DATA FOR THIS EXERCISE —
- - -

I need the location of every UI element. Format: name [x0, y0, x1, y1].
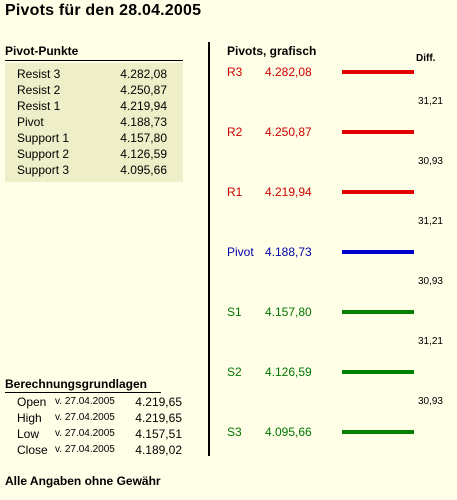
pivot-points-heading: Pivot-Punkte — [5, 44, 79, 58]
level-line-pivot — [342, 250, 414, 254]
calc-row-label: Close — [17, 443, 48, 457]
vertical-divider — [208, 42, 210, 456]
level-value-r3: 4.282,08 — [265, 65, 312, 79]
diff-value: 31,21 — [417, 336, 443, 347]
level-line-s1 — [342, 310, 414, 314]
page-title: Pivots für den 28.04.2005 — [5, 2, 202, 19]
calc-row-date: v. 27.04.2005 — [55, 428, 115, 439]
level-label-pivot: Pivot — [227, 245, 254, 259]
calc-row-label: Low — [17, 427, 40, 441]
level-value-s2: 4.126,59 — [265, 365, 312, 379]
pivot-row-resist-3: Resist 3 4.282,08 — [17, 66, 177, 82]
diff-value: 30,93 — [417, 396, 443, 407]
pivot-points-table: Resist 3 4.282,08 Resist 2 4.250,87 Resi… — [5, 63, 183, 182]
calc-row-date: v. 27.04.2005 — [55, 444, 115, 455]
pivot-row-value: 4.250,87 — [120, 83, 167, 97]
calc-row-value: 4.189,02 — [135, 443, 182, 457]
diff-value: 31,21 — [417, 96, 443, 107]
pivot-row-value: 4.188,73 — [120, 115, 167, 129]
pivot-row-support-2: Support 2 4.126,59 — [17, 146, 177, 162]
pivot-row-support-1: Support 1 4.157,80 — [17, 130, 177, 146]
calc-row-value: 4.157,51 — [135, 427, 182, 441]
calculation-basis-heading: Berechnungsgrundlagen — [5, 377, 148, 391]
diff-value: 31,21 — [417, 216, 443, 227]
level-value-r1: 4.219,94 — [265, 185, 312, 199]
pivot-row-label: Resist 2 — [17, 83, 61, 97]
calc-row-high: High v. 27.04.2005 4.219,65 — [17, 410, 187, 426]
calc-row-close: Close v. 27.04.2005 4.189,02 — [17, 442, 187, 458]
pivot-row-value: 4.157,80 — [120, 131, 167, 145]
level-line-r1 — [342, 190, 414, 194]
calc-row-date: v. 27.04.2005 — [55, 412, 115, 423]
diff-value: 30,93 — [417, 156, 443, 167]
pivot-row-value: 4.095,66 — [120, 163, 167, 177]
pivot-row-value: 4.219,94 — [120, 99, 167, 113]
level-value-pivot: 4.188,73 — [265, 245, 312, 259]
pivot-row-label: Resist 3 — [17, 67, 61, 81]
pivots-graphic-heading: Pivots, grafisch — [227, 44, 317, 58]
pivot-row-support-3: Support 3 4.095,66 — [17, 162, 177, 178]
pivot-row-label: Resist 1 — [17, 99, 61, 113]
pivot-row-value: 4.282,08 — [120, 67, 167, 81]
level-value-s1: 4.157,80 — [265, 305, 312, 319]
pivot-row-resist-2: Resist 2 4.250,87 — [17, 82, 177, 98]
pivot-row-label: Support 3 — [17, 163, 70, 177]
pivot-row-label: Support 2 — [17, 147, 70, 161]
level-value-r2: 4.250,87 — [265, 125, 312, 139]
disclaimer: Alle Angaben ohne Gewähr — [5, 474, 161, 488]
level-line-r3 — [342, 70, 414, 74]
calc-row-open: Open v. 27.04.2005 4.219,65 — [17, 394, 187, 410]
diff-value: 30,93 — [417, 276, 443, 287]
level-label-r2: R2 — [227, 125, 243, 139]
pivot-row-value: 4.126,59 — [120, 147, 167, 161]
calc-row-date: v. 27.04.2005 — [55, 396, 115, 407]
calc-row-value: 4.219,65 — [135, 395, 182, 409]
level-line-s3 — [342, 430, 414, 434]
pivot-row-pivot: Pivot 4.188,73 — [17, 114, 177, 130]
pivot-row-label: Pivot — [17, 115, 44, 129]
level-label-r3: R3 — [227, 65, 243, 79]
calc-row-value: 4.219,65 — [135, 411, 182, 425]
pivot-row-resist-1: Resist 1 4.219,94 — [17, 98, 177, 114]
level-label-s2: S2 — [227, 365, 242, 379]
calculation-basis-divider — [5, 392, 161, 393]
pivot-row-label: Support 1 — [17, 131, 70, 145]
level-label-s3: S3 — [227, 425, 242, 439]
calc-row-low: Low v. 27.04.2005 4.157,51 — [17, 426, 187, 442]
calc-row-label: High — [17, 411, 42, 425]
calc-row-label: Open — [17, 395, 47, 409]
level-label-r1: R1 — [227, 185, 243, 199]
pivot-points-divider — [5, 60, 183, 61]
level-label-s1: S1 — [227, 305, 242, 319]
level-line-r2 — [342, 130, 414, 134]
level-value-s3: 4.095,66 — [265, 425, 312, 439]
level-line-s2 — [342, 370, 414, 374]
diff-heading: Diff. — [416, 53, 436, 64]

- - -

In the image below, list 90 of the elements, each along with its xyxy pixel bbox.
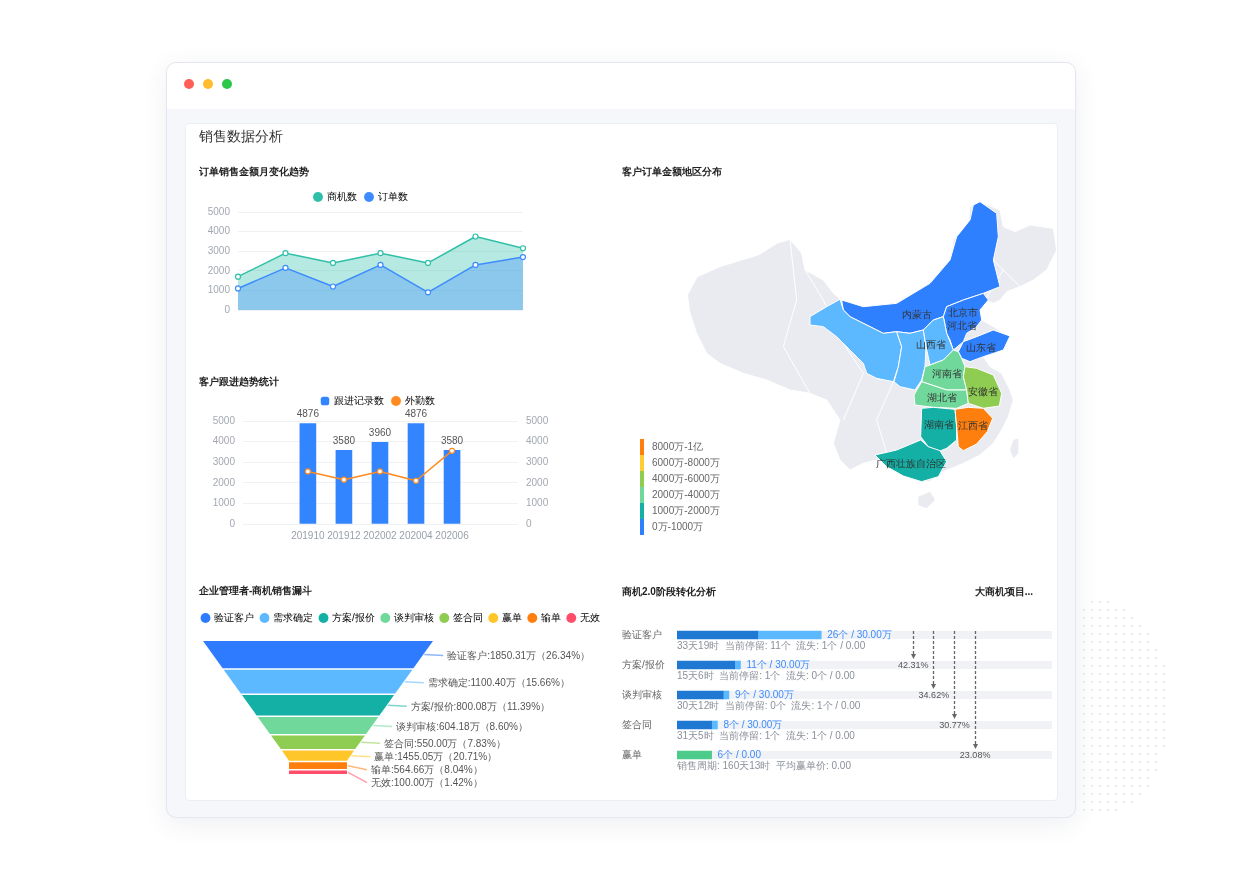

- - -

WHAT YOU WILL DO —
Retype the items from the line with "I need the location" to the line with "pivot-points-table: Resist 3", both included, reproducing each line without change. Omit the pictures from your answer.

SOLUTION FOR THIS PROBLEM —
I need the location of every UI element. Format: name [x0, y0, x1, y1].
pivot-points-heading: Pivot-Punkte — [5, 44, 79, 58]
level-line-pivot — [342, 250, 414, 254]
calc-row-label: Close — [17, 443, 48, 457]
vertical-divider — [208, 42, 210, 456]
level-value-r3: 4.282,08 — [265, 65, 312, 79]
diff-value: 31,21 — [417, 336, 443, 347]
level-line-s1 — [342, 310, 414, 314]
page-title: Pivots für den 28.04.2005 — [5, 2, 202, 19]
calc-row-date: v. 27.04.2005 — [55, 428, 115, 439]
level-label-pivot: Pivot — [227, 245, 254, 259]
calc-row-label: Low — [17, 427, 40, 441]
level-value-s2: 4.126,59 — [265, 365, 312, 379]
pivot-row-resist-3: Resist 3 4.282,08 — [17, 66, 177, 82]
diff-value: 30,93 — [417, 396, 443, 407]
pivot-points-table: Resist 3 4.282,08 Resist 2 4.250,87 Resi… — [5, 63, 183, 182]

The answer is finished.